*** MATERIAL SHOWN ***
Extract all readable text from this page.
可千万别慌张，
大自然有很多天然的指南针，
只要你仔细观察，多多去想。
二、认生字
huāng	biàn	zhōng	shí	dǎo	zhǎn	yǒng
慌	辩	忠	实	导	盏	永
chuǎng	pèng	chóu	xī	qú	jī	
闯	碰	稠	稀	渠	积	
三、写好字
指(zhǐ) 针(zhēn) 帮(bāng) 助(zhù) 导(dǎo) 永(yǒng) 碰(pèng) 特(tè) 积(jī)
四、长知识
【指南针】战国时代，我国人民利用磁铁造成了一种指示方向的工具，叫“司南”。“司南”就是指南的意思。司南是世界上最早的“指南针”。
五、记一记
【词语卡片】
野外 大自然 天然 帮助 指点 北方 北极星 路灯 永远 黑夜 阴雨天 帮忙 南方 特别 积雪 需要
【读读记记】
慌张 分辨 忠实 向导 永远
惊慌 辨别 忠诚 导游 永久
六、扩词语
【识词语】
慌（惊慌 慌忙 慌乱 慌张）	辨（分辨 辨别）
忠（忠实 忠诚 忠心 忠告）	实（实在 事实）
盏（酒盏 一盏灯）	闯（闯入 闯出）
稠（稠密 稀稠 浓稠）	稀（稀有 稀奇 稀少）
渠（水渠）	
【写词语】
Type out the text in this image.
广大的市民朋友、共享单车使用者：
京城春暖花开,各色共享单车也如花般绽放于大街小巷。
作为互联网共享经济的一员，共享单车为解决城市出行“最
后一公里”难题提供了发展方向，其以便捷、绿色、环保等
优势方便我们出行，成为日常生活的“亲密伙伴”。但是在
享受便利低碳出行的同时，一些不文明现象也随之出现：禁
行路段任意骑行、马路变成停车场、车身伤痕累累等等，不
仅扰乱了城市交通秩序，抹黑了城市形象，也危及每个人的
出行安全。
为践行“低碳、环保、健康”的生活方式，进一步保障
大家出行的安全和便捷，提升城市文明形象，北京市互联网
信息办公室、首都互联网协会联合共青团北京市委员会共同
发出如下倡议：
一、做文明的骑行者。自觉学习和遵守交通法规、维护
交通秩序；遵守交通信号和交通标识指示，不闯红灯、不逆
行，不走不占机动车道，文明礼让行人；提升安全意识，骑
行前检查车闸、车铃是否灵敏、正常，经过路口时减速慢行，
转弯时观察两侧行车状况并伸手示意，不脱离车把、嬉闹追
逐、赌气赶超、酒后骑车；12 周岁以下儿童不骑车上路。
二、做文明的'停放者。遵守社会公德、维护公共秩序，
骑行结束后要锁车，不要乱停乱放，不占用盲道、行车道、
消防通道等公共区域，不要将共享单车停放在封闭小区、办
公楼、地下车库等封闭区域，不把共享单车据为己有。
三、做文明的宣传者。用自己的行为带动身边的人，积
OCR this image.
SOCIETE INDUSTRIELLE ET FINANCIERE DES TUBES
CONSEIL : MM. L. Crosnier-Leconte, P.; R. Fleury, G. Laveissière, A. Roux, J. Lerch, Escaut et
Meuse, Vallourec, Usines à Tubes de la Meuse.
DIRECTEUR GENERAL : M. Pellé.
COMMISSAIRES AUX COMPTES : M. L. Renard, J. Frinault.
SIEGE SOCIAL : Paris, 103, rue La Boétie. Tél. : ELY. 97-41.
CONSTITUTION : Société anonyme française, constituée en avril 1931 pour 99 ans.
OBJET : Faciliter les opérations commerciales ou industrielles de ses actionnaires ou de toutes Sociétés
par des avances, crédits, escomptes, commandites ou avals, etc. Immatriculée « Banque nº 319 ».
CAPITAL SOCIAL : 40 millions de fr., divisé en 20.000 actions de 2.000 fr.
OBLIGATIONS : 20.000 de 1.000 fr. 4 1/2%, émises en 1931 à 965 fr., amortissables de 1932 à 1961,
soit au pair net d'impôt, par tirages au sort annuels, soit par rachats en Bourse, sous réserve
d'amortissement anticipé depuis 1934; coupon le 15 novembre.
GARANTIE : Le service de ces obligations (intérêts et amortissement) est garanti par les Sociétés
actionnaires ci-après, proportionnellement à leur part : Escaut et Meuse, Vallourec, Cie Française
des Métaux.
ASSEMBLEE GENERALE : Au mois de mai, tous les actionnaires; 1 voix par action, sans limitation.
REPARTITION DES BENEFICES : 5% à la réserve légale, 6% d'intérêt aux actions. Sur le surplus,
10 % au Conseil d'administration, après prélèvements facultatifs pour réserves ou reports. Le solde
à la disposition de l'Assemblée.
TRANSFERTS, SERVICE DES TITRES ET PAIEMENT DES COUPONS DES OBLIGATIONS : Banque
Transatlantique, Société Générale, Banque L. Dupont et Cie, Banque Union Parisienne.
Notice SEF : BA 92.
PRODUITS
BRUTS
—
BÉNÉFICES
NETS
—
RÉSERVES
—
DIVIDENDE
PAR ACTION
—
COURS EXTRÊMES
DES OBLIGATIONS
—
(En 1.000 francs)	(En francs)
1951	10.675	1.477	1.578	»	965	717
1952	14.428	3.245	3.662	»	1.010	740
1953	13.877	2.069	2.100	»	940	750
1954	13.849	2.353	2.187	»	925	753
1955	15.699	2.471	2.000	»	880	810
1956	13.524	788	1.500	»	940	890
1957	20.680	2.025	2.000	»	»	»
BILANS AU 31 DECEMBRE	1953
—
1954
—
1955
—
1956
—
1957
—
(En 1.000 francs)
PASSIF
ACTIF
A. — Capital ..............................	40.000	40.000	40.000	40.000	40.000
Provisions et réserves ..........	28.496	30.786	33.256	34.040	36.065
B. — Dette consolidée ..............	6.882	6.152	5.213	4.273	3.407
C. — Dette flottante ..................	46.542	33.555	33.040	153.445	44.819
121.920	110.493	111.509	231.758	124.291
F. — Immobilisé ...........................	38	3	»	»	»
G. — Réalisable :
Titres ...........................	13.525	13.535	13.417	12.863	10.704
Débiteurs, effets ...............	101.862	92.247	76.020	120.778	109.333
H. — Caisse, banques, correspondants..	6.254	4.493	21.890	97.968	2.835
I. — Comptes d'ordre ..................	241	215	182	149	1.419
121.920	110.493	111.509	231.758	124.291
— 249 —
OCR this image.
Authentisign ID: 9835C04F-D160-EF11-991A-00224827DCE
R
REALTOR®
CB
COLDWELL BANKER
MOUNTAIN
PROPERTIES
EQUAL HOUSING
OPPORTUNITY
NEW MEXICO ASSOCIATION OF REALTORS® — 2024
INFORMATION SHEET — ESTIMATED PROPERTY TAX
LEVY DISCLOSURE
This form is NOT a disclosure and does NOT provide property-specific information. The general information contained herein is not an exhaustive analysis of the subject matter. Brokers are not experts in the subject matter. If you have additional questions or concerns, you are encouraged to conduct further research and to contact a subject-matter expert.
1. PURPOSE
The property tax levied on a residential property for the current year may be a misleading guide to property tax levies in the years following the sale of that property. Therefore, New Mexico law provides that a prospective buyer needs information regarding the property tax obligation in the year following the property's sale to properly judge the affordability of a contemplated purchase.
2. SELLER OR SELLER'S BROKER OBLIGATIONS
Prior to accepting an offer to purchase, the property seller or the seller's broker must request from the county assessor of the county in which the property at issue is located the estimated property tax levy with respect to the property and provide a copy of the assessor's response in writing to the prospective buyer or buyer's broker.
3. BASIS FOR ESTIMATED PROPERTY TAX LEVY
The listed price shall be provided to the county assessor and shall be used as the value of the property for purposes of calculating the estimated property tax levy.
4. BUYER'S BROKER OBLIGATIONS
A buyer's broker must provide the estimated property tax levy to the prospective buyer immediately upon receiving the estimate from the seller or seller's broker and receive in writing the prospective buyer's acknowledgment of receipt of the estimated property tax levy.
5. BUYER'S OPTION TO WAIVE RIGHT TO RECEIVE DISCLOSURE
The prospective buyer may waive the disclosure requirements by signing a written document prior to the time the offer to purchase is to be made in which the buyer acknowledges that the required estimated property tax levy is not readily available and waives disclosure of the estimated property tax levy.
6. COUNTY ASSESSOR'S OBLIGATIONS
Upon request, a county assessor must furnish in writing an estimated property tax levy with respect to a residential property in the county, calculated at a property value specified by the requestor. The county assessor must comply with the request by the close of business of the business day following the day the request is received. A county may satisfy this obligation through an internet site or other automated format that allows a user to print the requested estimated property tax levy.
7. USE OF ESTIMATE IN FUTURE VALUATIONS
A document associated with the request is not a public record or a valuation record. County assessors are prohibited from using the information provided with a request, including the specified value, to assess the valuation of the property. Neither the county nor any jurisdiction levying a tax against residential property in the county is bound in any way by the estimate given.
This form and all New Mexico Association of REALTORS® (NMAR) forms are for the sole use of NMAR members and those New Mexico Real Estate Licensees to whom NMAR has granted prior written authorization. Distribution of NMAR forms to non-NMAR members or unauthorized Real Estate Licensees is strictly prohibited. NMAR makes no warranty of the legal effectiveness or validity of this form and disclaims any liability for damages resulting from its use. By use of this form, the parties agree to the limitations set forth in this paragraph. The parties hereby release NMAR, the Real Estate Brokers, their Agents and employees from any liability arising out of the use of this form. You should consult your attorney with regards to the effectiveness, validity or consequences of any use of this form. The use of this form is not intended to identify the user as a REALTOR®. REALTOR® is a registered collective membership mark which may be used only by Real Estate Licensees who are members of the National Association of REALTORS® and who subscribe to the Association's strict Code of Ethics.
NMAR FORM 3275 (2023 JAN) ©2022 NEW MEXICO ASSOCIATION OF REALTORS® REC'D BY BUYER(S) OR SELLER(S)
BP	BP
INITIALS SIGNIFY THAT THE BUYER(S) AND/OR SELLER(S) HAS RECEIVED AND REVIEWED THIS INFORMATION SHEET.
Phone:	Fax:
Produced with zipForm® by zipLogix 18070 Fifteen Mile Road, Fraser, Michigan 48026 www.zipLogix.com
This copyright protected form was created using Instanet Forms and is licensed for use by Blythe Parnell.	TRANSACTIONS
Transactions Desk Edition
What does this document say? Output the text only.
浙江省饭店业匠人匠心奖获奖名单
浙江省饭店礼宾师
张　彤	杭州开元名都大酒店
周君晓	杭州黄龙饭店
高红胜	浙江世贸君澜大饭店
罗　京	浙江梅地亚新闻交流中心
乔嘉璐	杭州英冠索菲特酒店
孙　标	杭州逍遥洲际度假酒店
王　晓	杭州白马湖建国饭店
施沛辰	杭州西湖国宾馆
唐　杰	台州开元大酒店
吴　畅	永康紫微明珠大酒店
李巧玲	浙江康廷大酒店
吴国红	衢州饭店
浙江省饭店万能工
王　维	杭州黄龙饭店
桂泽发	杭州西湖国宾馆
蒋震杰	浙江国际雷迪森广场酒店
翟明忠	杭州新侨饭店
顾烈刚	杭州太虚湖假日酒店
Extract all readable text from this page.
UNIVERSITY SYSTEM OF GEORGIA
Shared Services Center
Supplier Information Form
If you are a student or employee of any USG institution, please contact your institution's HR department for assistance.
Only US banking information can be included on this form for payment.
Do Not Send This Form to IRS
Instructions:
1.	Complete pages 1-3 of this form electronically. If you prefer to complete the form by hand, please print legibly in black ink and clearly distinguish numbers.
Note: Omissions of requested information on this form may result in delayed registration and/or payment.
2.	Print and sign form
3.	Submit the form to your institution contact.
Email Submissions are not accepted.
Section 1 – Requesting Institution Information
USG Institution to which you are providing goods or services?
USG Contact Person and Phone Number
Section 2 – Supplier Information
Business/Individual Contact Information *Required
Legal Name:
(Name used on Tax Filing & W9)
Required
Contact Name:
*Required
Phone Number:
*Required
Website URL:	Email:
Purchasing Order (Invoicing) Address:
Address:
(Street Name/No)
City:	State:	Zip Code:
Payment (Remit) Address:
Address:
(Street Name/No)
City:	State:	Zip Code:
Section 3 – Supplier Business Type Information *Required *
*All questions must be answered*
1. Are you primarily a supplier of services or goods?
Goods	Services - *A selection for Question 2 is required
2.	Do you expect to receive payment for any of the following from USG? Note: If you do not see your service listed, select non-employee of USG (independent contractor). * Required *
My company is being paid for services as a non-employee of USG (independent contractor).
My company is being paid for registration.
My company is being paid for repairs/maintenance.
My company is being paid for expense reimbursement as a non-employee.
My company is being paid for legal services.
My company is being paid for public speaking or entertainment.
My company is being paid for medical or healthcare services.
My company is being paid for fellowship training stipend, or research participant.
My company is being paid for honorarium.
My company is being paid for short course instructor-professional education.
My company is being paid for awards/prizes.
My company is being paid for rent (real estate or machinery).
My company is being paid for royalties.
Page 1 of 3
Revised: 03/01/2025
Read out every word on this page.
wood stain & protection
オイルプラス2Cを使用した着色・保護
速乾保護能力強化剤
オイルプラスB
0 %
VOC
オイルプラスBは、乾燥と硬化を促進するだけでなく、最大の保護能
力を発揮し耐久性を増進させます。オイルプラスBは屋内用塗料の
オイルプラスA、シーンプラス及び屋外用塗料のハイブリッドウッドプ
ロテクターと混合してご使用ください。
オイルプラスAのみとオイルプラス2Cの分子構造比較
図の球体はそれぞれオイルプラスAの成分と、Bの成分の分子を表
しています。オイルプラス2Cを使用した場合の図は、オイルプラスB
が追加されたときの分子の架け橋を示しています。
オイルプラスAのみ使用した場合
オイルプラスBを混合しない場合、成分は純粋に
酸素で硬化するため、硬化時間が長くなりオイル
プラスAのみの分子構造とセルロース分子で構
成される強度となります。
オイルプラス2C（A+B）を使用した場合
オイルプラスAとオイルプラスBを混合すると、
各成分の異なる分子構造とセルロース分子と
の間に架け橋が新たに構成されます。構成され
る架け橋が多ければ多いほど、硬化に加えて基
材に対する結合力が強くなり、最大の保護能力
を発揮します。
***
▸ AIM
Examine the records and pull out every line where the string "Name" occurs.

▸ EXERCISE RESPONSE
Legal Name:
(Name used on Tax Filing & W9)
Contact Name:
(Street Name/No)
(Street Name/No)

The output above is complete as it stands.